(The problem) Pick out and copy every line below that has the word "ylabel".

(Data shown)
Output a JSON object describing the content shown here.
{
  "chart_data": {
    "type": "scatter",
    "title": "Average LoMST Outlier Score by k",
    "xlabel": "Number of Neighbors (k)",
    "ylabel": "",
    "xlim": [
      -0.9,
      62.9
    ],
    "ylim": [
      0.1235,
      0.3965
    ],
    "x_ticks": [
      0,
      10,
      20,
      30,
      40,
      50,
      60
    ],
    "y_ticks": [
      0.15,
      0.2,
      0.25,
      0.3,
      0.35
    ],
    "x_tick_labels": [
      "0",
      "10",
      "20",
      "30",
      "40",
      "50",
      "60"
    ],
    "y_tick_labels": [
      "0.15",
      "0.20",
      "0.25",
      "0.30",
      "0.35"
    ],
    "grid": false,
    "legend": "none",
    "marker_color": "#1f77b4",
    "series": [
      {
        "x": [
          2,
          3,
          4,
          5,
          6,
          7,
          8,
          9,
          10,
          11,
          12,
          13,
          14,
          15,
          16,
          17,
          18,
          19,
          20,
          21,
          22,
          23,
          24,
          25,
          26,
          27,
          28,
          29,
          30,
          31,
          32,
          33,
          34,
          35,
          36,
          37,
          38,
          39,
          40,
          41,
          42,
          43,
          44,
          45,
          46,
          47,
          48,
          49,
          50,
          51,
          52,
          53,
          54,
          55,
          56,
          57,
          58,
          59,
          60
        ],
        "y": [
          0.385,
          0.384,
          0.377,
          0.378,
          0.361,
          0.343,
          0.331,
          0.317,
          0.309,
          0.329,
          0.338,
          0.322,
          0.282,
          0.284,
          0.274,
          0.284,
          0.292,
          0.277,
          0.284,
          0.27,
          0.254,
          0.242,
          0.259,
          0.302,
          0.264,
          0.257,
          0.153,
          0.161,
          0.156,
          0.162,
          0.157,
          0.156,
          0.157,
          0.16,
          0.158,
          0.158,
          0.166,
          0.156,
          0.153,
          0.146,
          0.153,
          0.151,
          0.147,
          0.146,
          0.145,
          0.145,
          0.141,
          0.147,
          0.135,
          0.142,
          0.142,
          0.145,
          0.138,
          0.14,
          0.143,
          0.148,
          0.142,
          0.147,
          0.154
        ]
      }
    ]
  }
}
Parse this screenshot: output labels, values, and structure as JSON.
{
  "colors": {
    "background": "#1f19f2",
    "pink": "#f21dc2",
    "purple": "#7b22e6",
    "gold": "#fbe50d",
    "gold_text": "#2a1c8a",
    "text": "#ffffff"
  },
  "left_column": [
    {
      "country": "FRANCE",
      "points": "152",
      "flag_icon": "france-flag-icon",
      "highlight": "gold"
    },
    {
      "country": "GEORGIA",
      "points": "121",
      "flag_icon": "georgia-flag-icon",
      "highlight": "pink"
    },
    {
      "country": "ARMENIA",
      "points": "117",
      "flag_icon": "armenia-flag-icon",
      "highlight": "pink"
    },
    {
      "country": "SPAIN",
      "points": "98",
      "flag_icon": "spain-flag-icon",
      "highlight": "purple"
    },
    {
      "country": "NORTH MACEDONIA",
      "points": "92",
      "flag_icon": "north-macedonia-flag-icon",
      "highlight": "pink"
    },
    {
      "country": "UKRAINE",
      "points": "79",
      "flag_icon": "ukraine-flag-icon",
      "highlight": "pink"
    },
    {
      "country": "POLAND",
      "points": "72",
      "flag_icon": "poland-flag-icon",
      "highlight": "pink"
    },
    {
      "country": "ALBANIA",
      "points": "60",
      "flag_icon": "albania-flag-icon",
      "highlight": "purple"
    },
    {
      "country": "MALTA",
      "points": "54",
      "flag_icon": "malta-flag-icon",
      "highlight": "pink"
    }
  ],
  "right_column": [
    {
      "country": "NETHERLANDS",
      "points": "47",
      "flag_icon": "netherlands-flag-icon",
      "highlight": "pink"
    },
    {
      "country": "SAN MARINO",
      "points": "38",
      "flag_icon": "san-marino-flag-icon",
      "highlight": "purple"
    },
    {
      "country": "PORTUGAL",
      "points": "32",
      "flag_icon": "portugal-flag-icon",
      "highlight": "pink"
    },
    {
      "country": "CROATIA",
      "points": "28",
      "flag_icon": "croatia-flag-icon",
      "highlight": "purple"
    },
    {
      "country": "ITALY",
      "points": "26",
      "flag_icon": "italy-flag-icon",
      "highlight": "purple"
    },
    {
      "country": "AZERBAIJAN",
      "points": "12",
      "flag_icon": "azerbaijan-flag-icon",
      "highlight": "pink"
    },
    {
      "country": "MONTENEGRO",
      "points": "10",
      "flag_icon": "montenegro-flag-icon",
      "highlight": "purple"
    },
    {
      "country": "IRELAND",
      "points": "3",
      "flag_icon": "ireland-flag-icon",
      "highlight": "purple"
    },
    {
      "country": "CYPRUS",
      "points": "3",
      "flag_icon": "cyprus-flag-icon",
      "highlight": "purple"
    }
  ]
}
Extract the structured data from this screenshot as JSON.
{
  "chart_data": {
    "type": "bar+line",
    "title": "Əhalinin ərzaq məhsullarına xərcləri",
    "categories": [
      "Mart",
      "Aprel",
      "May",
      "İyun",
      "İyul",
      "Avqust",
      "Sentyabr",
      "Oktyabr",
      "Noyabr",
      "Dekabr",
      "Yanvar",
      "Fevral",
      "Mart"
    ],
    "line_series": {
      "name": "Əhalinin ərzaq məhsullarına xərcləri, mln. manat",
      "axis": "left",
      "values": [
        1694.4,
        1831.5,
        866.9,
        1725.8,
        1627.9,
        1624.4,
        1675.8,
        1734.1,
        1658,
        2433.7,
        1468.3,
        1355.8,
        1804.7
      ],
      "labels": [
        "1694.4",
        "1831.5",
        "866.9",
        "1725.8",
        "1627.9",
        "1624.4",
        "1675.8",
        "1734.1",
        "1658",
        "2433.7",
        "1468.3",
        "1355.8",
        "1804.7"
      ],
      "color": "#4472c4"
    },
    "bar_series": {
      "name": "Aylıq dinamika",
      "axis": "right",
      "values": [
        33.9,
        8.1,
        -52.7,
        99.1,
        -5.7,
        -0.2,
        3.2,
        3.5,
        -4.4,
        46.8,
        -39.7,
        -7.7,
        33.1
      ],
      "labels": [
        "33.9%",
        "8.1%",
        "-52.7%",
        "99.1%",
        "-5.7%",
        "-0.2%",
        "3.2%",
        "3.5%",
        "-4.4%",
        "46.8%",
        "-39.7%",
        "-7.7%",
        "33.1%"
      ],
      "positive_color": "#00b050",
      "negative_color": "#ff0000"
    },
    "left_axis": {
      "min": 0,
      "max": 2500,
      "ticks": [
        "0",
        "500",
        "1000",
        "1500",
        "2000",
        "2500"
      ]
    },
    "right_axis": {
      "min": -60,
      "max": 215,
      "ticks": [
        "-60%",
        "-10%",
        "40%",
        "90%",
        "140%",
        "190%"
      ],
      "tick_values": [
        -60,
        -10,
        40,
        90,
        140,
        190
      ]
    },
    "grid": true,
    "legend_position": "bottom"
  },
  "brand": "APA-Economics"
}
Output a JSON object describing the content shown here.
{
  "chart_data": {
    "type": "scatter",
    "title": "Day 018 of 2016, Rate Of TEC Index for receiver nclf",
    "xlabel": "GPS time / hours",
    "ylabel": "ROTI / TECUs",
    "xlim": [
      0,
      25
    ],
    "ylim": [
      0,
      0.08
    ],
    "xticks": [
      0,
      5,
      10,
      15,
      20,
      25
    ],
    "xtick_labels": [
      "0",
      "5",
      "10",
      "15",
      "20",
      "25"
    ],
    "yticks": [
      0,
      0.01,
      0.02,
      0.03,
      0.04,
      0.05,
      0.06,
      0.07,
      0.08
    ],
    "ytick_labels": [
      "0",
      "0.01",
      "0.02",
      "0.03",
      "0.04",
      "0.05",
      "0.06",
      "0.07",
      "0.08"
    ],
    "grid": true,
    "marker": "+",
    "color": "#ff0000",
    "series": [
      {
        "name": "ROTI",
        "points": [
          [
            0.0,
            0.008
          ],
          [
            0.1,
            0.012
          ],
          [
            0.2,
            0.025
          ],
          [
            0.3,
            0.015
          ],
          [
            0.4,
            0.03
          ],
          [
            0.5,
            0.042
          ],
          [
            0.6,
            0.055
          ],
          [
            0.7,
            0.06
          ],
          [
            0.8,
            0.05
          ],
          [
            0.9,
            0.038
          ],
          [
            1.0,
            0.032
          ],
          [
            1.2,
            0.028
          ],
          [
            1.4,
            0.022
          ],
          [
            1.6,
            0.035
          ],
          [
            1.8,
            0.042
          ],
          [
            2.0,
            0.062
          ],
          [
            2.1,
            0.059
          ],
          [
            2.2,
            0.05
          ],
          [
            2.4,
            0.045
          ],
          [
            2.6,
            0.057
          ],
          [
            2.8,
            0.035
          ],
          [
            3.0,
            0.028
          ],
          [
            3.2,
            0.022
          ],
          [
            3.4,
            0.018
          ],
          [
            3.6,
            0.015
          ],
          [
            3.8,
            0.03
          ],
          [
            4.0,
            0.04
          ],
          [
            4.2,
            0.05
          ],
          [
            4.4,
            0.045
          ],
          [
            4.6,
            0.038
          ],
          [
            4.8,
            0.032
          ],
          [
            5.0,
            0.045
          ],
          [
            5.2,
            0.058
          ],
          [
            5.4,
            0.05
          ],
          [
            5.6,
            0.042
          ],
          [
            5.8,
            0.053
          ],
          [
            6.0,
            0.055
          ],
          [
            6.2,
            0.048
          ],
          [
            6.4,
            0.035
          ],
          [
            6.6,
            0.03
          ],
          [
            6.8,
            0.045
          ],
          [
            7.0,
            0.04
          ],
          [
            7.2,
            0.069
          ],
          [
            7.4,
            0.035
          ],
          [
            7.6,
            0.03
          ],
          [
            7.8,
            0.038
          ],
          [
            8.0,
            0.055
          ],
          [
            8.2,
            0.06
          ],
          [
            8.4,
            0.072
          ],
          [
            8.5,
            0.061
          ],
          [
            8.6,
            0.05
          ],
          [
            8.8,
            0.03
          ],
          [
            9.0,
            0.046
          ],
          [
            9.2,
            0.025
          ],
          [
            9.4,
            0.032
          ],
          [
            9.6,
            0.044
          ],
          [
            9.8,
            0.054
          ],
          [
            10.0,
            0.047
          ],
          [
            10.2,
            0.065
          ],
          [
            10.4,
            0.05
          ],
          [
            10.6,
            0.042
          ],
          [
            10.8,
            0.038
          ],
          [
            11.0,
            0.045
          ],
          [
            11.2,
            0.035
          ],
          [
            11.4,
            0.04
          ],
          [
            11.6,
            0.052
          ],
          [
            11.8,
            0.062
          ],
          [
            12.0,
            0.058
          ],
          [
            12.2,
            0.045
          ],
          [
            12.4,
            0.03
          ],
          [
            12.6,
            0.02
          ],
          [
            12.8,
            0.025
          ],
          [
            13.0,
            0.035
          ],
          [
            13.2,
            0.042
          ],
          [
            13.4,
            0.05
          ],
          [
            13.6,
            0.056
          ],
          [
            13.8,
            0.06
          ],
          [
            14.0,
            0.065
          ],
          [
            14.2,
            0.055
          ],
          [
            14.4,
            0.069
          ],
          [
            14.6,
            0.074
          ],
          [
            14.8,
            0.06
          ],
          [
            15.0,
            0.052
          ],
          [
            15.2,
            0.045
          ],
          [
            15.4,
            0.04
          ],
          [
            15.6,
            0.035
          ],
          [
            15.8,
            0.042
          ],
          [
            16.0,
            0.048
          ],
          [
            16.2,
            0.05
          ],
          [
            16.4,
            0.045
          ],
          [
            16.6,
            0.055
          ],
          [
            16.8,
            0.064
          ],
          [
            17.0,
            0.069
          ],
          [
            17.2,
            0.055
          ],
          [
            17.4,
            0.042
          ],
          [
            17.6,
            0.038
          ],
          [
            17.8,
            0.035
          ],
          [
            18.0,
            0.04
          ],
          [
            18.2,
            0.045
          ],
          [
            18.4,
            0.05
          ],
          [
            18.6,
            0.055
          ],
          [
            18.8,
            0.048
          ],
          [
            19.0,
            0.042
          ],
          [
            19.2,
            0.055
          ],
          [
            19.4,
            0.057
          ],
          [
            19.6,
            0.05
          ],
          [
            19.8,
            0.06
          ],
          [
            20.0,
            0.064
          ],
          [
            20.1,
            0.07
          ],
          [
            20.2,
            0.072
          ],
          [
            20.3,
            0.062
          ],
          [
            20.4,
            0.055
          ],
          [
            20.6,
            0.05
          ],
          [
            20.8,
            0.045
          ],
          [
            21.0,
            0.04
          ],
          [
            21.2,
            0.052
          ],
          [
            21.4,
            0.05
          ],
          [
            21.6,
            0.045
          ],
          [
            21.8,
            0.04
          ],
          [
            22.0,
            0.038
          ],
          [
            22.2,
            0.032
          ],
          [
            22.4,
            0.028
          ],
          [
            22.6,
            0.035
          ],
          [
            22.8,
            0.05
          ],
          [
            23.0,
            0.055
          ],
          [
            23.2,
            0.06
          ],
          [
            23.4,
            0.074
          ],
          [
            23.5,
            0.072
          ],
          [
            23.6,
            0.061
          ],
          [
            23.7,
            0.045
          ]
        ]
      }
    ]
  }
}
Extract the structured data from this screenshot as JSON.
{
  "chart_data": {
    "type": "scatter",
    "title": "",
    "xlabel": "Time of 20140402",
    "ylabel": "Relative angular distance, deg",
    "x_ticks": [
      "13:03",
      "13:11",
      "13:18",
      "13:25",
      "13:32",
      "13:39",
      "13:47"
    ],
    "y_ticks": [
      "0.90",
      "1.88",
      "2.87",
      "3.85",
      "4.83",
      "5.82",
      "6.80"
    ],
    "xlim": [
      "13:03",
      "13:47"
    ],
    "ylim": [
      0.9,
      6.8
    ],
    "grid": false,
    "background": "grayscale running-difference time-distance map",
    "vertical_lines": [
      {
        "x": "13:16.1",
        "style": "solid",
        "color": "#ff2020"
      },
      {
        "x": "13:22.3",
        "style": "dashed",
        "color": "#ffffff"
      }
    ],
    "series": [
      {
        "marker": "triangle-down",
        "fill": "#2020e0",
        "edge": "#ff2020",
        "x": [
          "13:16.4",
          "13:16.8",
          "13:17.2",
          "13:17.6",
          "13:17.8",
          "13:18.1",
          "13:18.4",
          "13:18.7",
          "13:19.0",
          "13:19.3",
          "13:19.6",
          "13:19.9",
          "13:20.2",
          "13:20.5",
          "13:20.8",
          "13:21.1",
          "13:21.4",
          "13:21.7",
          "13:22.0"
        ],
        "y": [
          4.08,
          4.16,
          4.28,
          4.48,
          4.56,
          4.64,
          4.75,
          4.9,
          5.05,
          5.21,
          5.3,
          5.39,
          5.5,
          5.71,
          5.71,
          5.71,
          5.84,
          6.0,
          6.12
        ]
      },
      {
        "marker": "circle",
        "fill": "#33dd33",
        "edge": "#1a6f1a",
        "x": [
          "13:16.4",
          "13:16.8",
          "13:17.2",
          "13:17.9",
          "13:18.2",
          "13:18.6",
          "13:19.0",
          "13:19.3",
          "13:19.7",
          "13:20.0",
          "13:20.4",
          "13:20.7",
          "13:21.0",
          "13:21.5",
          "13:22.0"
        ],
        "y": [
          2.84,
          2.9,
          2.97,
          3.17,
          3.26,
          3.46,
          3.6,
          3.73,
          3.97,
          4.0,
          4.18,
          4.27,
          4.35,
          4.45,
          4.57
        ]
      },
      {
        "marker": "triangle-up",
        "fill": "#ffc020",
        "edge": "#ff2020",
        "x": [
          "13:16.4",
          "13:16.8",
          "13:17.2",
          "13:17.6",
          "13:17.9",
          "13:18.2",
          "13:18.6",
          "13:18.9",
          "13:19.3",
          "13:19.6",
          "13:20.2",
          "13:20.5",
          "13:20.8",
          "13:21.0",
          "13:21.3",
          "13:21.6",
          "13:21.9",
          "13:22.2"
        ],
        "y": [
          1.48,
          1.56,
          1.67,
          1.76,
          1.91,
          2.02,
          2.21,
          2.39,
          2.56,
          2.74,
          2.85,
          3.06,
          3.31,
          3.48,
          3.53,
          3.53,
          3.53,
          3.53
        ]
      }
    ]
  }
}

(The response)
    "ylabel": "",
    "ylabel": "ROTI / TECUs",
    "ylabel": "Relative angular distance, deg",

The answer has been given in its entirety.